Records for processing:
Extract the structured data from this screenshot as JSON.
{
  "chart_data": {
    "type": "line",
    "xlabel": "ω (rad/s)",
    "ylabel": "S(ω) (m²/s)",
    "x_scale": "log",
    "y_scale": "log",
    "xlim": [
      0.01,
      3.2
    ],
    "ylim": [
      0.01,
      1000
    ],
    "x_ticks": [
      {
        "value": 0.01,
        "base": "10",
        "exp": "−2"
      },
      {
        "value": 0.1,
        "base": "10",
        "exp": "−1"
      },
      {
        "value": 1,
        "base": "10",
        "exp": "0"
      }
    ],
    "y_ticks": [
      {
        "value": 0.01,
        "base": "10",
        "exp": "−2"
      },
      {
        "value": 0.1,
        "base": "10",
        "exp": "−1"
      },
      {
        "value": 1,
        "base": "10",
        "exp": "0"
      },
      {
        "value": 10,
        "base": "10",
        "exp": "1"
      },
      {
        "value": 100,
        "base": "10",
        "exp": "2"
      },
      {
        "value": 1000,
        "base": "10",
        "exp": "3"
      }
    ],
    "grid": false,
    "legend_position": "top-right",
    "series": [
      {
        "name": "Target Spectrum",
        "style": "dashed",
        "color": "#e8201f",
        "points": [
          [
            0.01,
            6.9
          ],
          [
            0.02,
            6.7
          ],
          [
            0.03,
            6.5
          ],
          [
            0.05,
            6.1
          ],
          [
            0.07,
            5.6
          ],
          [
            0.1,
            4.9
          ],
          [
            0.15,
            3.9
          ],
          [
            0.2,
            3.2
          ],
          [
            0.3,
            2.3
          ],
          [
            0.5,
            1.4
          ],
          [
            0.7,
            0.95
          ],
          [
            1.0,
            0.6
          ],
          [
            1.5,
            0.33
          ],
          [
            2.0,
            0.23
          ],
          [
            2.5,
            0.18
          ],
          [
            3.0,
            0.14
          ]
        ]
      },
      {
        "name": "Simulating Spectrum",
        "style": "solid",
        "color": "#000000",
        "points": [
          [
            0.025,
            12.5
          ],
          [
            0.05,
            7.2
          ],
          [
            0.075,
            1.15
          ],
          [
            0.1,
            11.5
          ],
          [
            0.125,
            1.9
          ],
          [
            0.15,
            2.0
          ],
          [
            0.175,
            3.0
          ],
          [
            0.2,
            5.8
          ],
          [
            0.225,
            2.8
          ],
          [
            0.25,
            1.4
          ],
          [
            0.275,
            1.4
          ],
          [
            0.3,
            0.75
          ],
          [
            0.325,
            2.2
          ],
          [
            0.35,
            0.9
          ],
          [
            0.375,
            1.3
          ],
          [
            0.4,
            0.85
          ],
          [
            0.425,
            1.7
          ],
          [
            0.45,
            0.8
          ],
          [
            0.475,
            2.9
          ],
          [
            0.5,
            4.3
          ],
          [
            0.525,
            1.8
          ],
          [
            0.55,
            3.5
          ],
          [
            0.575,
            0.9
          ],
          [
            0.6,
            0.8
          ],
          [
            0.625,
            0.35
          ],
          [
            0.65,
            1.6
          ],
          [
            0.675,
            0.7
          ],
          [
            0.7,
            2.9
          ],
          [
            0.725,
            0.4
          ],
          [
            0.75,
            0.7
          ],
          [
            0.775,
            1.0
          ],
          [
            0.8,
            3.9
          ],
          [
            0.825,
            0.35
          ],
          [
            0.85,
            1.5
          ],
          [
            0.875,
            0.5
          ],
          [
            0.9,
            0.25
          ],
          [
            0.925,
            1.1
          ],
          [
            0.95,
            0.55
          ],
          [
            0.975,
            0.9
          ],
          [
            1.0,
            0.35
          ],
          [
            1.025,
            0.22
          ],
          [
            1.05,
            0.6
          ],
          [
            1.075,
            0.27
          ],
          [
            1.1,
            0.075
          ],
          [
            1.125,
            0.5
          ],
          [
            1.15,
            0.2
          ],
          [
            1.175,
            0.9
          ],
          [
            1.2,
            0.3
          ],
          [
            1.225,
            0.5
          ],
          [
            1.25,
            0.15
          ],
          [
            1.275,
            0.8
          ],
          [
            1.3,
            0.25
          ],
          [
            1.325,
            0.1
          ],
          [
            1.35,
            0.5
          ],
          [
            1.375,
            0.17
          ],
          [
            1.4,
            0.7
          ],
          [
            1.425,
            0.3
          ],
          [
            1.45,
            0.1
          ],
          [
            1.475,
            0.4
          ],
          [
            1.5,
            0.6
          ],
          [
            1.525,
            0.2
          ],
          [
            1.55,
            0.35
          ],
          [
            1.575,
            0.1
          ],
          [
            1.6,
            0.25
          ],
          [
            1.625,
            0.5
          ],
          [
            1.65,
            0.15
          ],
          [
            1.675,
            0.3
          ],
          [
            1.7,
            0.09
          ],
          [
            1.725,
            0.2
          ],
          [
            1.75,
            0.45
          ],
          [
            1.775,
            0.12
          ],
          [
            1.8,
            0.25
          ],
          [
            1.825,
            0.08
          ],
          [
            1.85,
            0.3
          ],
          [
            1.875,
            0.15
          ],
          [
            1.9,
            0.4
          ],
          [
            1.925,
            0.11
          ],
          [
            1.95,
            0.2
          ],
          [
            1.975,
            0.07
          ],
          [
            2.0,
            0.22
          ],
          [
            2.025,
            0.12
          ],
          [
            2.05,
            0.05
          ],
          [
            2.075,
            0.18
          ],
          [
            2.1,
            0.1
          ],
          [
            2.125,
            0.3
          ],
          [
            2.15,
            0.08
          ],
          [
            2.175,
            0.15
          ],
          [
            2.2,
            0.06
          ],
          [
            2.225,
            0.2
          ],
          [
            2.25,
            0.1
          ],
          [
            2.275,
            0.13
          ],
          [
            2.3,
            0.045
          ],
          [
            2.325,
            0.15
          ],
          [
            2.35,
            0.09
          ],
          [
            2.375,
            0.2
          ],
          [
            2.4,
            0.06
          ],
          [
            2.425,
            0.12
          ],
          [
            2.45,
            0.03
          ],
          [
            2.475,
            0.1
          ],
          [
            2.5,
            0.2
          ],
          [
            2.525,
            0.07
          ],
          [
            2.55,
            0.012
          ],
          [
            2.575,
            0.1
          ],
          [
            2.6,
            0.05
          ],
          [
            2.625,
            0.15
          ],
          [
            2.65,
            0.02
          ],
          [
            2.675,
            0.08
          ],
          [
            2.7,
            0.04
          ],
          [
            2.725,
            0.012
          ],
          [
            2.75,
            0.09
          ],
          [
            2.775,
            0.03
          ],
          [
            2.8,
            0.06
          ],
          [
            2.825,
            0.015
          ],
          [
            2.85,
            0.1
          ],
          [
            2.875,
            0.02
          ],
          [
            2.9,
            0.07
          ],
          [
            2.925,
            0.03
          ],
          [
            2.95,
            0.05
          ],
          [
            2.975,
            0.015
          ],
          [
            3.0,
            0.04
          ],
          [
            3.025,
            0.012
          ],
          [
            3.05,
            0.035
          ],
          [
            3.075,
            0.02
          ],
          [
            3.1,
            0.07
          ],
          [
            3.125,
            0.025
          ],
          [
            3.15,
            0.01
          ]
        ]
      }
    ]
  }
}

What is required: Give the complete listing a second time, exactly as it reads.

Answer to the exercise:
Extract the structured data from this screenshot as JSON.
{
  "chart_data": {
    "type": "line",
    "xlabel": "ω (rad/s)",
    "ylabel": "S(ω) (m²/s)",
    "x_scale": "log",
    "y_scale": "log",
    "xlim": [
      0.01,
      3.2
    ],
    "ylim": [
      0.01,
      1000
    ],
    "x_ticks": [
      {
        "value": 0.01,
        "base": "10",
        "exp": "−2"
      },
      {
        "value": 0.1,
        "base": "10",
        "exp": "−1"
      },
      {
        "value": 1,
        "base": "10",
        "exp": "0"
      }
    ],
    "y_ticks": [
      {
        "value": 0.01,
        "base": "10",
        "exp": "−2"
      },
      {
        "value": 0.1,
        "base": "10",
        "exp": "−1"
      },
      {
        "value": 1,
        "base": "10",
        "exp": "0"
      },
      {
        "value": 10,
        "base": "10",
        "exp": "1"
      },
      {
        "value": 100,
        "base": "10",
        "exp": "2"
      },
      {
        "value": 1000,
        "base": "10",
        "exp": "3"
      }
    ],
    "grid": false,
    "legend_position": "top-right",
    "series": [
      {
        "name": "Target Spectrum",
        "style": "dashed",
        "color": "#e8201f",
        "points": [
          [
            0.01,
            6.9
          ],
          [
            0.02,
            6.7
          ],
          [
            0.03,
            6.5
          ],
          [
            0.05,
            6.1
          ],
          [
            0.07,
            5.6
          ],
          [
            0.1,
            4.9
          ],
          [
            0.15,
            3.9
          ],
          [
            0.2,
            3.2
          ],
          [
            0.3,
            2.3
          ],
          [
            0.5,
            1.4
          ],
          [
            0.7,
            0.95
          ],
          [
            1.0,
            0.6
          ],
          [
            1.5,
            0.33
          ],
          [
            2.0,
            0.23
          ],
          [
            2.5,
            0.18
          ],
          [
            3.0,
            0.14
          ]
        ]
      },
      {
        "name": "Simulating Spectrum",
        "style": "solid",
        "color": "#000000",
        "points": [
          [
            0.025,
            12.5
          ],
          [
            0.05,
            7.2
          ],
          [
            0.075,
            1.15
          ],
          [
            0.1,
            11.5
          ],
          [
            0.125,
            1.9
          ],
          [
            0.15,
            2.0
          ],
          [
            0.175,
            3.0
          ],
          [
            0.2,
            5.8
          ],
          [
            0.225,
            2.8
          ],
          [
            0.25,
            1.4
          ],
          [
            0.275,
            1.4
          ],
          [
            0.3,
            0.75
          ],
          [
            0.325,
            2.2
          ],
          [
            0.35,
            0.9
          ],
          [
            0.375,
            1.3
          ],
          [
            0.4,
            0.85
          ],
          [
            0.425,
            1.7
          ],
          [
            0.45,
            0.8
          ],
          [
            0.475,
            2.9
          ],
          [
            0.5,
            4.3
          ],
          [
            0.525,
            1.8
          ],
          [
            0.55,
            3.5
          ],
          [
            0.575,
            0.9
          ],
          [
            0.6,
            0.8
          ],
          [
            0.625,
            0.35
          ],
          [
            0.65,
            1.6
          ],
          [
            0.675,
            0.7
          ],
          [
            0.7,
            2.9
          ],
          [
            0.725,
            0.4
          ],
          [
            0.75,
            0.7
          ],
          [
            0.775,
            1.0
          ],
          [
            0.8,
            3.9
          ],
          [
            0.825,
            0.35
          ],
          [
            0.85,
            1.5
          ],
          [
            0.875,
            0.5
          ],
          [
            0.9,
            0.25
          ],
          [
            0.925,
            1.1
          ],
          [
            0.95,
            0.55
          ],
          [
            0.975,
            0.9
          ],
          [
            1.0,
            0.35
          ],
          [
            1.025,
            0.22
          ],
          [
            1.05,
            0.6
          ],
          [
            1.075,
            0.27
          ],
          [
            1.1,
            0.075
          ],
          [
            1.125,
            0.5
          ],
          [
            1.15,
            0.2
          ],
          [
            1.175,
            0.9
          ],
          [
            1.2,
            0.3
          ],
          [
            1.225,
            0.5
          ],
          [
            1.25,
            0.15
          ],
          [
            1.275,
            0.8
          ],
          [
            1.3,
            0.25
          ],
          [
            1.325,
            0.1
          ],
          [
            1.35,
            0.5
          ],
          [
            1.375,
            0.17
          ],
          [
            1.4,
            0.7
          ],
          [
            1.425,
            0.3
          ],
          [
            1.45,
            0.1
          ],
          [
            1.475,
            0.4
          ],
          [
            1.5,
            0.6
          ],
          [
            1.525,
            0.2
          ],
          [
            1.55,
            0.35
          ],
          [
            1.575,
            0.1
          ],
          [
            1.6,
            0.25
          ],
          [
            1.625,
            0.5
          ],
          [
            1.65,
            0.15
          ],
          [
            1.675,
            0.3
          ],
          [
            1.7,
            0.09
          ],
          [
            1.725,
            0.2
          ],
          [
            1.75,
            0.45
          ],
          [
            1.775,
            0.12
          ],
          [
            1.8,
            0.25
          ],
          [
            1.825,
            0.08
          ],
          [
            1.85,
            0.3
          ],
          [
            1.875,
            0.15
          ],
          [
            1.9,
            0.4
          ],
          [
            1.925,
            0.11
          ],
          [
            1.95,
            0.2
          ],
          [
            1.975,
            0.07
          ],
          [
            2.0,
            0.22
          ],
          [
            2.025,
            0.12
          ],
          [
            2.05,
            0.05
          ],
          [
            2.075,
            0.18
          ],
          [
            2.1,
            0.1
          ],
          [
            2.125,
            0.3
          ],
          [
            2.15,
            0.08
          ],
          [
            2.175,
            0.15
          ],
          [
            2.2,
            0.06
          ],
          [
            2.225,
            0.2
          ],
          [
            2.25,
            0.1
          ],
          [
            2.275,
            0.13
          ],
          [
            2.3,
            0.045
          ],
          [
            2.325,
            0.15
          ],
          [
            2.35,
            0.09
          ],
          [
            2.375,
            0.2
          ],
          [
            2.4,
            0.06
          ],
          [
            2.425,
            0.12
          ],
          [
            2.45,
            0.03
          ],
          [
            2.475,
            0.1
          ],
          [
            2.5,
            0.2
          ],
          [
            2.525,
            0.07
          ],
          [
            2.55,
            0.012
          ],
          [
            2.575,
            0.1
          ],
          [
            2.6,
            0.05
          ],
          [
            2.625,
            0.15
          ],
          [
            2.65,
            0.02
          ],
          [
            2.675,
            0.08
          ],
          [
            2.7,
            0.04
          ],
          [
            2.725,
            0.012
          ],
          [
            2.75,
            0.09
          ],
          [
            2.775,
            0.03
          ],
          [
            2.8,
            0.06
          ],
          [
            2.825,
            0.015
          ],
          [
            2.85,
            0.1
          ],
          [
            2.875,
            0.02
          ],
          [
            2.9,
            0.07
          ],
          [
            2.925,
            0.03
          ],
          [
            2.95,
            0.05
          ],
          [
            2.975,
            0.015
          ],
          [
            3.0,
            0.04
          ],
          [
            3.025,
            0.012
          ],
          [
            3.05,
            0.035
          ],
          [
            3.075,
            0.02
          ],
          [
            3.1,
            0.07
          ],
          [
            3.125,
            0.025
          ],
          [
            3.15,
            0.01
          ]
        ]
      }
    ]
  }
}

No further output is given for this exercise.